## EXERCISE
Transcribe every line of the listing below without any deviation.

## THE RECORDS
— begin —
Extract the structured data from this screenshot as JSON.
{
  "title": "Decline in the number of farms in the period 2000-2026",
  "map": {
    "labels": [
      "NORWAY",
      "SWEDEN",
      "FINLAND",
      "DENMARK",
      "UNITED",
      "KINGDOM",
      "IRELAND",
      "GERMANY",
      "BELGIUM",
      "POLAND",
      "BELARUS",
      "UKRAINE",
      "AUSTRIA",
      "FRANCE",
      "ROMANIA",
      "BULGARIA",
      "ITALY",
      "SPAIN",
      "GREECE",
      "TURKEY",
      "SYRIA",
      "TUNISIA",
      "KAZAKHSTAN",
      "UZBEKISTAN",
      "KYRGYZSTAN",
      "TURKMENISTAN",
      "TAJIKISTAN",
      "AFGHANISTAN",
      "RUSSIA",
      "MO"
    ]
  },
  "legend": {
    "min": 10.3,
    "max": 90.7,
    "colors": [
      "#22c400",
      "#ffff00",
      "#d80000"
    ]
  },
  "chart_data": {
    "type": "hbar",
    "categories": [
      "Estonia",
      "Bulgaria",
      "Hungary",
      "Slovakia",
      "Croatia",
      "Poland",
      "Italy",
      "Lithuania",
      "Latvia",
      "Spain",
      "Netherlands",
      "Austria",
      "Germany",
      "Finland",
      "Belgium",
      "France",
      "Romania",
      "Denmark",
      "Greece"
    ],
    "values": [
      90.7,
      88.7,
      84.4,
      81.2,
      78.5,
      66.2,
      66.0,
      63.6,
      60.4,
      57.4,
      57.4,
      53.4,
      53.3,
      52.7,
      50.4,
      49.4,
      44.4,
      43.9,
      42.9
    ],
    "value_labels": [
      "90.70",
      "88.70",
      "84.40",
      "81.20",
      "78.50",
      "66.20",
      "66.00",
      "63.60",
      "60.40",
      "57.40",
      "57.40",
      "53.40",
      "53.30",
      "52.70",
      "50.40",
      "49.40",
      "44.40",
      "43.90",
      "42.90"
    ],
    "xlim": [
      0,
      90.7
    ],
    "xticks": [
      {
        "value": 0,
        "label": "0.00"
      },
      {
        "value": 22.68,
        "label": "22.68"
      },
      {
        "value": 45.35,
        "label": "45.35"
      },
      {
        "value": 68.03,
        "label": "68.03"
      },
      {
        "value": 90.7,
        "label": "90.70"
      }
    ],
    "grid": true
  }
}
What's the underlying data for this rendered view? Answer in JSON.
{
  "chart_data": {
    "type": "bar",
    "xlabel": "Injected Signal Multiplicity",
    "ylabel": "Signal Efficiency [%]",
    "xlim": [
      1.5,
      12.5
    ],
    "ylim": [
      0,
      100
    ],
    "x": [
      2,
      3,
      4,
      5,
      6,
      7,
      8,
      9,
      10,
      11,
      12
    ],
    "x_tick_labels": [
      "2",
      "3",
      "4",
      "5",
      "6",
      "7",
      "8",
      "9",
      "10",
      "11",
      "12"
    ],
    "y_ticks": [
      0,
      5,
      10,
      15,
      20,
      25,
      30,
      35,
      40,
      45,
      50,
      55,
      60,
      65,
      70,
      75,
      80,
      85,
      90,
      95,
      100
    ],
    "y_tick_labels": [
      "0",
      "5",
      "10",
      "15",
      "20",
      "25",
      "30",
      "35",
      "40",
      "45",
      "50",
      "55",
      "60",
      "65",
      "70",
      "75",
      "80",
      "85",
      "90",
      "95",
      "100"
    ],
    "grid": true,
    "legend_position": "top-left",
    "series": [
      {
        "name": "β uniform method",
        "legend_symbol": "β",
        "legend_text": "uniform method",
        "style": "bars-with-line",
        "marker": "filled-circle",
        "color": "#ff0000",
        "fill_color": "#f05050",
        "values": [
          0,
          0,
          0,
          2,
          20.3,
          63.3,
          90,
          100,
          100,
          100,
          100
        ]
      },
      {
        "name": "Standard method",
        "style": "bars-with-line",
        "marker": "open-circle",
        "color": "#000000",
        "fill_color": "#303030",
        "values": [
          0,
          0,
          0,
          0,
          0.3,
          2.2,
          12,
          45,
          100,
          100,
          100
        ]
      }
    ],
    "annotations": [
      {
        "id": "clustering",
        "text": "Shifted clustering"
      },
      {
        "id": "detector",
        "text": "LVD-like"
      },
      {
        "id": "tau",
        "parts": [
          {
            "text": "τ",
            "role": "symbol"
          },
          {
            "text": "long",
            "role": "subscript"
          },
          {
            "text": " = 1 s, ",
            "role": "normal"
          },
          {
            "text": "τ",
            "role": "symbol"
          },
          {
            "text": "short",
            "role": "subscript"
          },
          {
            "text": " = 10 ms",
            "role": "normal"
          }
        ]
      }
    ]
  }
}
— end —
## FULL OUTPUT
Extract the structured data from this screenshot as JSON.
{
  "title": "Decline in the number of farms in the period 2000-2026",
  "map": {
    "labels": [
      "NORWAY",
      "SWEDEN",
      "FINLAND",
      "DENMARK",
      "UNITED",
      "KINGDOM",
      "IRELAND",
      "GERMANY",
      "BELGIUM",
      "POLAND",
      "BELARUS",
      "UKRAINE",
      "AUSTRIA",
      "FRANCE",
      "ROMANIA",
      "BULGARIA",
      "ITALY",
      "SPAIN",
      "GREECE",
      "TURKEY",
      "SYRIA",
      "TUNISIA",
      "KAZAKHSTAN",
      "UZBEKISTAN",
      "KYRGYZSTAN",
      "TURKMENISTAN",
      "TAJIKISTAN",
      "AFGHANISTAN",
      "RUSSIA",
      "MO"
    ]
  },
  "legend": {
    "min": 10.3,
    "max": 90.7,
    "colors": [
      "#22c400",
      "#ffff00",
      "#d80000"
    ]
  },
  "chart_data": {
    "type": "hbar",
    "categories": [
      "Estonia",
      "Bulgaria",
      "Hungary",
      "Slovakia",
      "Croatia",
      "Poland",
      "Italy",
      "Lithuania",
      "Latvia",
      "Spain",
      "Netherlands",
      "Austria",
      "Germany",
      "Finland",
      "Belgium",
      "France",
      "Romania",
      "Denmark",
      "Greece"
    ],
    "values": [
      90.7,
      88.7,
      84.4,
      81.2,
      78.5,
      66.2,
      66.0,
      63.6,
      60.4,
      57.4,
      57.4,
      53.4,
      53.3,
      52.7,
      50.4,
      49.4,
      44.4,
      43.9,
      42.9
    ],
    "value_labels": [
      "90.70",
      "88.70",
      "84.40",
      "81.20",
      "78.50",
      "66.20",
      "66.00",
      "63.60",
      "60.40",
      "57.40",
      "57.40",
      "53.40",
      "53.30",
      "52.70",
      "50.40",
      "49.40",
      "44.40",
      "43.90",
      "42.90"
    ],
    "xlim": [
      0,
      90.7
    ],
    "xticks": [
      {
        "value": 0,
        "label": "0.00"
      },
      {
        "value": 22.68,
        "label": "22.68"
      },
      {
        "value": 45.35,
        "label": "45.35"
      },
      {
        "value": 68.03,
        "label": "68.03"
      },
      {
        "value": 90.7,
        "label": "90.70"
      }
    ],
    "grid": true
  }
}
What's the underlying data for this rendered view? Answer in JSON.
{
  "chart_data": {
    "type": "bar",
    "xlabel": "Injected Signal Multiplicity",
    "ylabel": "Signal Efficiency [%]",
    "xlim": [
      1.5,
      12.5
    ],
    "ylim": [
      0,
      100
    ],
    "x": [
      2,
      3,
      4,
      5,
      6,
      7,
      8,
      9,
      10,
      11,
      12
    ],
    "x_tick_labels": [
      "2",
      "3",
      "4",
      "5",
      "6",
      "7",
      "8",
      "9",
      "10",
      "11",
      "12"
    ],
    "y_ticks": [
      0,
      5,
      10,
      15,
      20,
      25,
      30,
      35,
      40,
      45,
      50,
      55,
      60,
      65,
      70,
      75,
      80,
      85,
      90,
      95,
      100
    ],
    "y_tick_labels": [
      "0",
      "5",
      "10",
      "15",
      "20",
      "25",
      "30",
      "35",
      "40",
      "45",
      "50",
      "55",
      "60",
      "65",
      "70",
      "75",
      "80",
      "85",
      "90",
      "95",
      "100"
    ],
    "grid": true,
    "legend_position": "top-left",
    "series": [
      {
        "name": "β uniform method",
        "legend_symbol": "β",
        "legend_text": "uniform method",
        "style": "bars-with-line",
        "marker": "filled-circle",
        "color": "#ff0000",
        "fill_color": "#f05050",
        "values": [
          0,
          0,
          0,
          2,
          20.3,
          63.3,
          90,
          100,
          100,
          100,
          100
        ]
      },
      {
        "name": "Standard method",
        "style": "bars-with-line",
        "marker": "open-circle",
        "color": "#000000",
        "fill_color": "#303030",
        "values": [
          0,
          0,
          0,
          0,
          0.3,
          2.2,
          12,
          45,
          100,
          100,
          100
        ]
      }
    ],
    "annotations": [
      {
        "id": "clustering",
        "text": "Shifted clustering"
      },
      {
        "id": "detector",
        "text": "LVD-like"
      },
      {
        "id": "tau",
        "parts": [
          {
            "text": "τ",
            "role": "symbol"
          },
          {
            "text": "long",
            "role": "subscript"
          },
          {
            "text": " = 1 s, ",
            "role": "normal"
          },
          {
            "text": "τ",
            "role": "symbol"
          },
          {
            "text": "short",
            "role": "subscript"
          },
          {
            "text": " = 10 ms",
            "role": "normal"
          }
        ]
      }
    ]
  }
}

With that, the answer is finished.